--- INPUT DATA ---

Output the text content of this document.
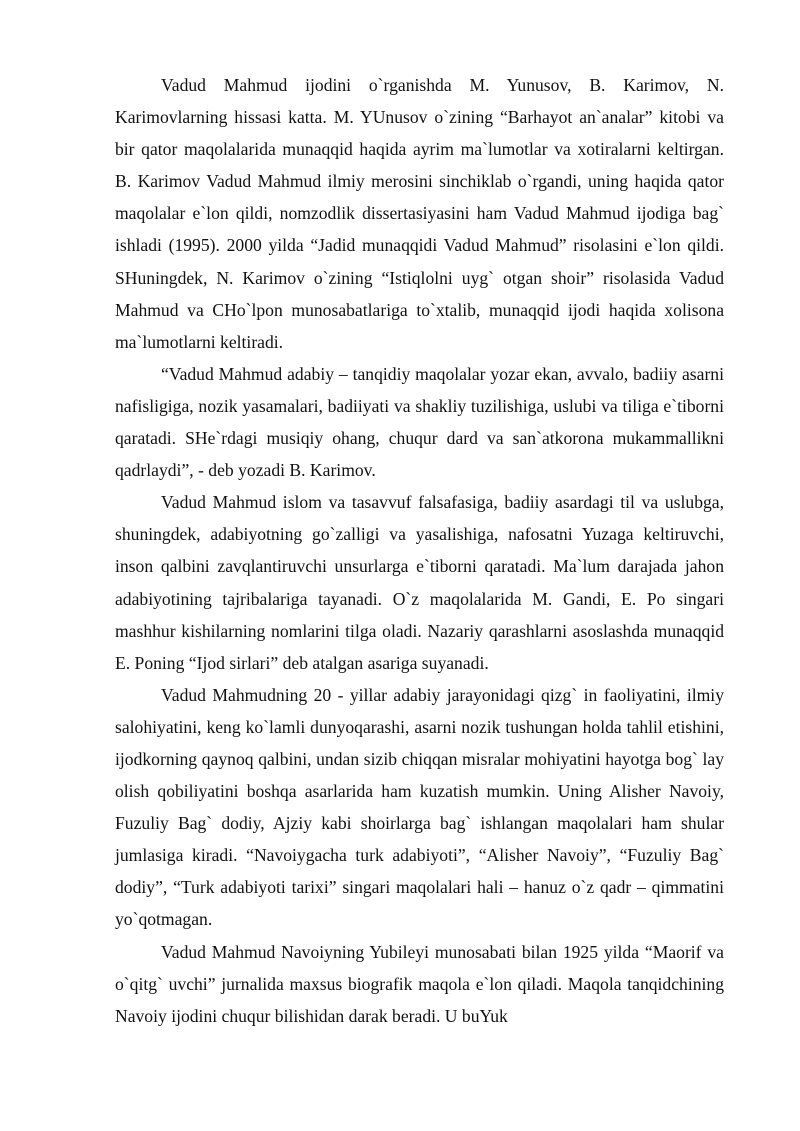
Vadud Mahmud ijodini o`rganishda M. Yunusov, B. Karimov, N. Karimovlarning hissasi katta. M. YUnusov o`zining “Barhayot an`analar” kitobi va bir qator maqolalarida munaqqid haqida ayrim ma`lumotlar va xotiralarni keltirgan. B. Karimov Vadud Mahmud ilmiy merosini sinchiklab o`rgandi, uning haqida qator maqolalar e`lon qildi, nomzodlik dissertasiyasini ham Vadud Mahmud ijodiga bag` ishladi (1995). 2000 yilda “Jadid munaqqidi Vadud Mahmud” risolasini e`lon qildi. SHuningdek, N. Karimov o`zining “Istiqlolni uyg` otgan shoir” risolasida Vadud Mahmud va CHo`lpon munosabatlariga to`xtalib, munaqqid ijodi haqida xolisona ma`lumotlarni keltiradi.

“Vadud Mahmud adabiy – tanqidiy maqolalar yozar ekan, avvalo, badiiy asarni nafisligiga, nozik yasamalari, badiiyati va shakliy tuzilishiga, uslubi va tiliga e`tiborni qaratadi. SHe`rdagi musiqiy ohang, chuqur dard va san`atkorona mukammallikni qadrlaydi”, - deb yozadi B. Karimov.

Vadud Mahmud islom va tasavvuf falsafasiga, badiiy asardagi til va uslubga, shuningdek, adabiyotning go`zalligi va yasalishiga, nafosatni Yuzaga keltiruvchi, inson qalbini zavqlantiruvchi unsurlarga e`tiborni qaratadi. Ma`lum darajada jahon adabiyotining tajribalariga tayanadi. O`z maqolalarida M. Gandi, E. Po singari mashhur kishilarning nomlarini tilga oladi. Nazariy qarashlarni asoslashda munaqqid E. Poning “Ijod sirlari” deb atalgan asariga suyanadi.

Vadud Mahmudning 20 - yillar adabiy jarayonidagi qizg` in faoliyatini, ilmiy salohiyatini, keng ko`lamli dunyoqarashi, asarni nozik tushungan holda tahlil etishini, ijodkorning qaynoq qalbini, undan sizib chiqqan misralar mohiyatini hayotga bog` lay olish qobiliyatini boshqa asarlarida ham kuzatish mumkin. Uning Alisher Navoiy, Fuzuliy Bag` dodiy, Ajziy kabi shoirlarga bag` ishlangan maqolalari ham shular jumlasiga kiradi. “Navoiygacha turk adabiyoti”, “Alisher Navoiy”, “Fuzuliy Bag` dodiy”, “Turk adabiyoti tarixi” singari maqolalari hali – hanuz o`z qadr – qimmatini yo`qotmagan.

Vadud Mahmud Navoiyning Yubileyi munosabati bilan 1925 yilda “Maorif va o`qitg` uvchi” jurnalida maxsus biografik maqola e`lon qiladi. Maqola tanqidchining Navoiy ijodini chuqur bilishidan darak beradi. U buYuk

---
--- INPUT DATA ---

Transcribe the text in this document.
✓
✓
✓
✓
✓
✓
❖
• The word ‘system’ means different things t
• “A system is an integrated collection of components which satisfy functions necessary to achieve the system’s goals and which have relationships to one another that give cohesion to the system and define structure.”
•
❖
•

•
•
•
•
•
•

---
--- INPUT DATA ---

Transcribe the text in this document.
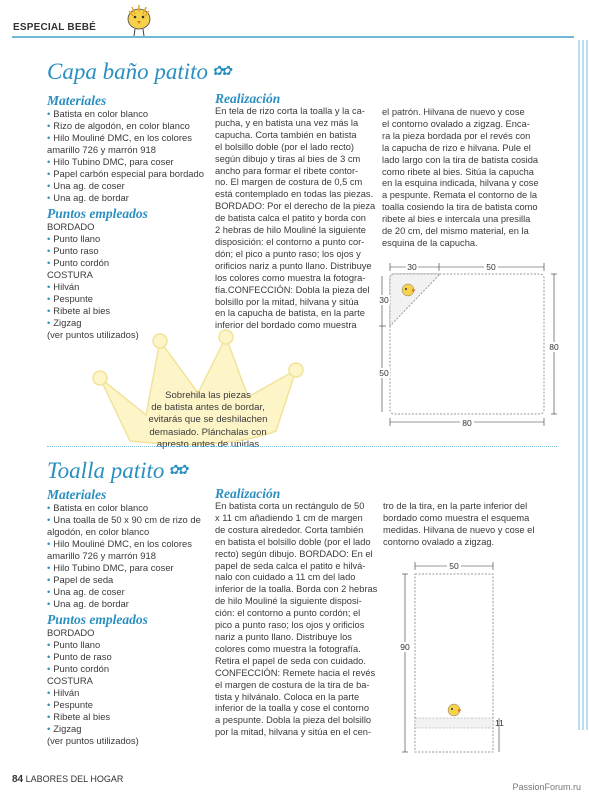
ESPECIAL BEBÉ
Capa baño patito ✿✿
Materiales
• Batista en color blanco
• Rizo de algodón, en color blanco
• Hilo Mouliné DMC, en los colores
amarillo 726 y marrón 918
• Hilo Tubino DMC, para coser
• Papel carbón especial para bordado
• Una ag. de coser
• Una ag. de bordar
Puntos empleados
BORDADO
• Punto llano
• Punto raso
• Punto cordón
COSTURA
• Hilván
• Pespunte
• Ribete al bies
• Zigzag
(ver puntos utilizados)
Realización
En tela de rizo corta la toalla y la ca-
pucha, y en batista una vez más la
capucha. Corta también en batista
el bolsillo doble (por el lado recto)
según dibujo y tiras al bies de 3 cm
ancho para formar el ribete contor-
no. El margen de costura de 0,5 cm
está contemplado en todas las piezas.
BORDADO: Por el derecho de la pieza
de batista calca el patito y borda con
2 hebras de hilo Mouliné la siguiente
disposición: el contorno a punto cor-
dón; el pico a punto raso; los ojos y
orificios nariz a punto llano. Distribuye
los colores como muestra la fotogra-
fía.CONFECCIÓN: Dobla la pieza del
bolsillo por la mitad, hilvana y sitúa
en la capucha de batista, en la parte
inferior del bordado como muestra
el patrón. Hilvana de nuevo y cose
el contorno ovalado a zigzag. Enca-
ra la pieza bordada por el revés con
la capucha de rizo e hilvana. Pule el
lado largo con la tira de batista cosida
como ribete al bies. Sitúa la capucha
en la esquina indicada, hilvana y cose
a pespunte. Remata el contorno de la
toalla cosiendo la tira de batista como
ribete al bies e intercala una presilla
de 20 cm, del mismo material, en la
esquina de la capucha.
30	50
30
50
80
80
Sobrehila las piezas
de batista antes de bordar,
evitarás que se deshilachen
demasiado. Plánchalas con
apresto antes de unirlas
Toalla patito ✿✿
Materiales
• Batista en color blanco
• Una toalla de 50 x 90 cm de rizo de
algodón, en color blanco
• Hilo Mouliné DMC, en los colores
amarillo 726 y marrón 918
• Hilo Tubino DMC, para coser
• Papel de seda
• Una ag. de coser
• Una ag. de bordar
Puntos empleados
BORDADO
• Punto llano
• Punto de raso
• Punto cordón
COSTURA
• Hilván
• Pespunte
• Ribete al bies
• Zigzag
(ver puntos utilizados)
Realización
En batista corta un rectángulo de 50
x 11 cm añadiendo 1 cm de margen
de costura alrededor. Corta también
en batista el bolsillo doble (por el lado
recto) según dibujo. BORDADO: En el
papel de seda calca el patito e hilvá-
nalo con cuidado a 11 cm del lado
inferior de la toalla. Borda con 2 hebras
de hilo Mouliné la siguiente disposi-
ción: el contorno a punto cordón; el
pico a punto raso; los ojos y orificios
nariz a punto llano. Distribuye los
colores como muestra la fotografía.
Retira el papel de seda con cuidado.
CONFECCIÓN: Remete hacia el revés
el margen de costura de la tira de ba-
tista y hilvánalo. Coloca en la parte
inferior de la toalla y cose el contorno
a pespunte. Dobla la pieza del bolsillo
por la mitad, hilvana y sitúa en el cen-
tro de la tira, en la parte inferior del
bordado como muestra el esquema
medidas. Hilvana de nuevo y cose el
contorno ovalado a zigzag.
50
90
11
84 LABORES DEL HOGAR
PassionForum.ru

---

BRIEF: Collect from the data above every line that includes "capucha".

FULL OUTPUT:
capucha. Corta también en batista
en la capucha de batista, en la parte
la capucha de rizo e hilvana. Pule el
como ribete al bies. Sitúa la capucha
esquina de la capucha.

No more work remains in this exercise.